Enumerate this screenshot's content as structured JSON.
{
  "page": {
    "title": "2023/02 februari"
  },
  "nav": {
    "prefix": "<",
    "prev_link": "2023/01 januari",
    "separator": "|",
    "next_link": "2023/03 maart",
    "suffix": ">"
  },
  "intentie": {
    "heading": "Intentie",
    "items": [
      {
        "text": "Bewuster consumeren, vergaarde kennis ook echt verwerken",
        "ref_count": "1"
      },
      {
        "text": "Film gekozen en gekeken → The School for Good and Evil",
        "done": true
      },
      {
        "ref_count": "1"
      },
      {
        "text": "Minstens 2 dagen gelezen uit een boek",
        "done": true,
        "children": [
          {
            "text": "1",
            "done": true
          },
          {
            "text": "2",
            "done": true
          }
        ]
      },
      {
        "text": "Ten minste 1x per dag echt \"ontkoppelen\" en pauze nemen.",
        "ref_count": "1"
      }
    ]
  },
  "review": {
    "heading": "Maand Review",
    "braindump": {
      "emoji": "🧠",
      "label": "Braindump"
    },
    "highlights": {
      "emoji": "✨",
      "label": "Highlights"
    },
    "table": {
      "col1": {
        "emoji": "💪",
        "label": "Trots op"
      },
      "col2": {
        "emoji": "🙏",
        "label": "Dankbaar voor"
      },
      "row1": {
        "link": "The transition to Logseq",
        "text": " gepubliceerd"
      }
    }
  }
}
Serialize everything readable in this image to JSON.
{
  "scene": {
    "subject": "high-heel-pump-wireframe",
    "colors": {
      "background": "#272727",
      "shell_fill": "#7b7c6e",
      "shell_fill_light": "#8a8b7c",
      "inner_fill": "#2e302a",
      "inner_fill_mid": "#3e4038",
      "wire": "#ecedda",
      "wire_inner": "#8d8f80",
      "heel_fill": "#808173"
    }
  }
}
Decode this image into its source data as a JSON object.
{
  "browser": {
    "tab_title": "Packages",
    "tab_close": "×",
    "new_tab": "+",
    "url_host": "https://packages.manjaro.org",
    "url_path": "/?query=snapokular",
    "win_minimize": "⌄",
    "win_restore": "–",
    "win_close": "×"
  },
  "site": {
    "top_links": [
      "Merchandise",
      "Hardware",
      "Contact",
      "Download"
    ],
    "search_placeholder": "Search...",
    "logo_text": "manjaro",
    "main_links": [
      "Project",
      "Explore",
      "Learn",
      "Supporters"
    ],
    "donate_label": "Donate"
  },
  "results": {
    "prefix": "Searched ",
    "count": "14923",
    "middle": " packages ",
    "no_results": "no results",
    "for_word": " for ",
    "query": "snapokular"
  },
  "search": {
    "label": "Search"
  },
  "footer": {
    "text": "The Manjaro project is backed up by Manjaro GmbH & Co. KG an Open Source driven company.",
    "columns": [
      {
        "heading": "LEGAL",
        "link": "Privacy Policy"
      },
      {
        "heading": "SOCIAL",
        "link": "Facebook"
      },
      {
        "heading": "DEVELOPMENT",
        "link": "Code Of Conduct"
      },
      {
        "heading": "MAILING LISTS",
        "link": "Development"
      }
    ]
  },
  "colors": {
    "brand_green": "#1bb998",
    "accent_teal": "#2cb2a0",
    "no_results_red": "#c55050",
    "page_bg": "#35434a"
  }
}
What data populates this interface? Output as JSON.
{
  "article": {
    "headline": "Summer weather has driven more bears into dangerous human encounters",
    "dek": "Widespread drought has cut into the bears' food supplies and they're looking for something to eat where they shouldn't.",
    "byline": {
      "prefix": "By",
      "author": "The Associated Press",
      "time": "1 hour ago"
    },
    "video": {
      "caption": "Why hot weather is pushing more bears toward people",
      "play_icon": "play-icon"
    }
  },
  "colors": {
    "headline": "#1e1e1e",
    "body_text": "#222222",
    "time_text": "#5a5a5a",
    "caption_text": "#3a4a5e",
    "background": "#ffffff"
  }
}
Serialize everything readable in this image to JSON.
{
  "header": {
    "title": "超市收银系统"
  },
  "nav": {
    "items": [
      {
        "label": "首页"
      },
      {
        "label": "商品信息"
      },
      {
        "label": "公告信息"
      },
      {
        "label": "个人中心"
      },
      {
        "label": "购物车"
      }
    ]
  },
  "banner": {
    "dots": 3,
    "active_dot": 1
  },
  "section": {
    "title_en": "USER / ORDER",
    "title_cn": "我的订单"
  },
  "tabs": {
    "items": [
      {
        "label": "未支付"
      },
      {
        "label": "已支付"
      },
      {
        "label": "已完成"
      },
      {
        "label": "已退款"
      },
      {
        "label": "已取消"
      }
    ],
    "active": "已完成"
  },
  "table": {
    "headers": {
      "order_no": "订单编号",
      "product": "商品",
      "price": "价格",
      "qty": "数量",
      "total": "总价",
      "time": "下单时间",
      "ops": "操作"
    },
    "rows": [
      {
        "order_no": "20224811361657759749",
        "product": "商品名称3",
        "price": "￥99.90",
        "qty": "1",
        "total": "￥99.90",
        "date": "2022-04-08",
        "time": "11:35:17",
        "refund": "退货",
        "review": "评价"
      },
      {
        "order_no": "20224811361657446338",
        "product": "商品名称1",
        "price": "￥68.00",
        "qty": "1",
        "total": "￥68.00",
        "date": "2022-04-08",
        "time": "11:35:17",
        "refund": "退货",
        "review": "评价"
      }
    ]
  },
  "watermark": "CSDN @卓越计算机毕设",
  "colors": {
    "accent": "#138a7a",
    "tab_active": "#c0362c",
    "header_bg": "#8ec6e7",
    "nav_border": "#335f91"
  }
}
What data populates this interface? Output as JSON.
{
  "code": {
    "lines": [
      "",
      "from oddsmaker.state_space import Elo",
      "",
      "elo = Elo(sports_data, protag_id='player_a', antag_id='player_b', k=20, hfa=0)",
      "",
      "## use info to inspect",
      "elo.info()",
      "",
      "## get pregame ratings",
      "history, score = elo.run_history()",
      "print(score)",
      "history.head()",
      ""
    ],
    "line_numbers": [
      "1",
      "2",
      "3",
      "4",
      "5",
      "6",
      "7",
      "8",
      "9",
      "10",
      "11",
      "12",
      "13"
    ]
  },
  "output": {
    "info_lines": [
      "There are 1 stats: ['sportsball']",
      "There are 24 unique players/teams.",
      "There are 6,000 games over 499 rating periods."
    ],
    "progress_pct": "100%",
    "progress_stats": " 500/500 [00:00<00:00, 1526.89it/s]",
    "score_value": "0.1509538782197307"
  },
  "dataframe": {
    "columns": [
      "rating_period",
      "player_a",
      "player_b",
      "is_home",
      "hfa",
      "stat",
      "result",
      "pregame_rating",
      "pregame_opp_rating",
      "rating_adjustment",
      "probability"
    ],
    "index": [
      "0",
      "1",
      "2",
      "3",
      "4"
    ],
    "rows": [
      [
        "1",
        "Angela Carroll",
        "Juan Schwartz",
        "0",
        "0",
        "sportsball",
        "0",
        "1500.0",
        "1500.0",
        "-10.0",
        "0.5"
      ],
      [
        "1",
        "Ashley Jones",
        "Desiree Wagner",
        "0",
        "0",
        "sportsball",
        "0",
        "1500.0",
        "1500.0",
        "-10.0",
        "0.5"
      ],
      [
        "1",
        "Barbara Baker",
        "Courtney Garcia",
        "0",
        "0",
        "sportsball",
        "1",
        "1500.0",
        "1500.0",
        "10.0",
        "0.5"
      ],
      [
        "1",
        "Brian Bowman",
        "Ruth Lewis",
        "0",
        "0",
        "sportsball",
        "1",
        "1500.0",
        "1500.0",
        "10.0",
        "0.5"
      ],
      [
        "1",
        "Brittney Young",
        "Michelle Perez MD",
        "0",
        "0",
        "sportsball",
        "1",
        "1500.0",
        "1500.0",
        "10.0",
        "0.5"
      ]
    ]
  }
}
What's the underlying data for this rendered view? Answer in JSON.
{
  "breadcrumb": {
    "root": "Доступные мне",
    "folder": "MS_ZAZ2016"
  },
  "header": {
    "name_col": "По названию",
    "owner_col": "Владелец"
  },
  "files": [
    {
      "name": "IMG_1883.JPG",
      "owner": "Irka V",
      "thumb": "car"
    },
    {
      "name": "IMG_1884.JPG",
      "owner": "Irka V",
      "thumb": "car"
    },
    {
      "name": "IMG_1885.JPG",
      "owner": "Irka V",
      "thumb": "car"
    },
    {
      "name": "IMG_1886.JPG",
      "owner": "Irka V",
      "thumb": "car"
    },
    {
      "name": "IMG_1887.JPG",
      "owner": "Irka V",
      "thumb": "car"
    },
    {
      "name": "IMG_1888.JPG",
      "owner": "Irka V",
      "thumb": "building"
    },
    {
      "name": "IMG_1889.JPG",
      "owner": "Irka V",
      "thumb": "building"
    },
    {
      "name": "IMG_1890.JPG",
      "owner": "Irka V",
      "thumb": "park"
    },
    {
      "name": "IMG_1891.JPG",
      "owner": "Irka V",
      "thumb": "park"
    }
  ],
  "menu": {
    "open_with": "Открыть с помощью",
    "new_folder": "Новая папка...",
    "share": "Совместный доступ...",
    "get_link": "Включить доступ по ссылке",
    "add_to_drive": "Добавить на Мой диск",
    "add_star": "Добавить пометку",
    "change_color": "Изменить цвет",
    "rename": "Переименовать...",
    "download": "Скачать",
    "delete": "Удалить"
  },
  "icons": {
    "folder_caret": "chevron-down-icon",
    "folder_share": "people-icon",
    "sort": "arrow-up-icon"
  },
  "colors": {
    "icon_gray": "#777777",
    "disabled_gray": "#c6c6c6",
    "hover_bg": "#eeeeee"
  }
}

* **Work to be completed**: The string "true" may appear in lines of the listing above; tally those lines and give the number only.

* **Expected answer**: 4